> Exercise aim
Count the lines below that contain the string "slope", and reply with that number alone.
═══ The data ═══
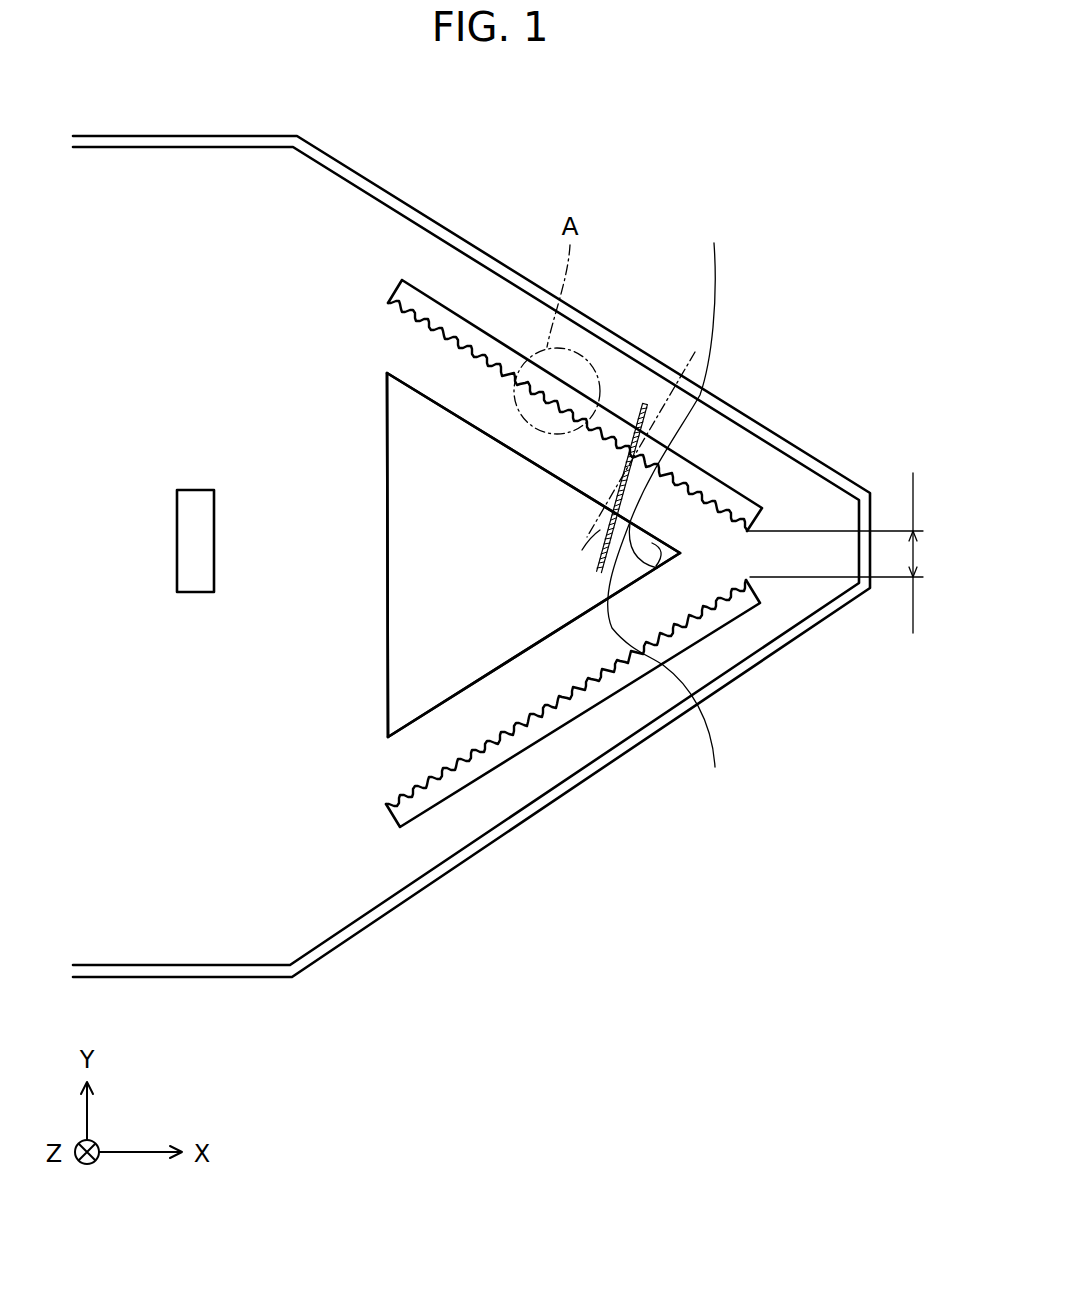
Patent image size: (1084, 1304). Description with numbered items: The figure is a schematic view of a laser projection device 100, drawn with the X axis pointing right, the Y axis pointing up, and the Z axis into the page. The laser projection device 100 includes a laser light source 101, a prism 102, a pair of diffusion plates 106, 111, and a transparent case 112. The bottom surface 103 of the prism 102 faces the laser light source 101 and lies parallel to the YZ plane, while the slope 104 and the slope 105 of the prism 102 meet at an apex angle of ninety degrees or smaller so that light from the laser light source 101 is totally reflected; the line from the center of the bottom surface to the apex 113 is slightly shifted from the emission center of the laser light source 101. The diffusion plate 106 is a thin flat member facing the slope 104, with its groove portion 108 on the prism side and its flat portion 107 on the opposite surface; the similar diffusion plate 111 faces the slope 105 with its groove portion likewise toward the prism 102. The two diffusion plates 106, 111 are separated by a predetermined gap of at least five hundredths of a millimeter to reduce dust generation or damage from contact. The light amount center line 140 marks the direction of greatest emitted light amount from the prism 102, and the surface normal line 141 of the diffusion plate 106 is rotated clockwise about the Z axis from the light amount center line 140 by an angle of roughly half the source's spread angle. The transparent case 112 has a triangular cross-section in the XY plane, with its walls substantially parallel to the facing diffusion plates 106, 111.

The laser projection device 100 is at (678, 170).
The laser light source 101 is at (177, 547).
The prism 102 is at (385, 493).
The bottom surface 103 is at (385, 688).
The slope 104 is at (423, 393).
The slope 105 is at (428, 715).
The diffusion plate 106 is at (521, 371).
The flat portion 107 is at (468, 322).
The groove portion 108 is at (440, 334).
The diffusion plate 111 is at (392, 813).
The transparent case 112 is at (333, 950).
The apex 113 is at (690, 556).
The light amount center line 140 is at (673, 512).
The surface normal line 141 is at (668, 400).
═══
> Reply to the exercise
3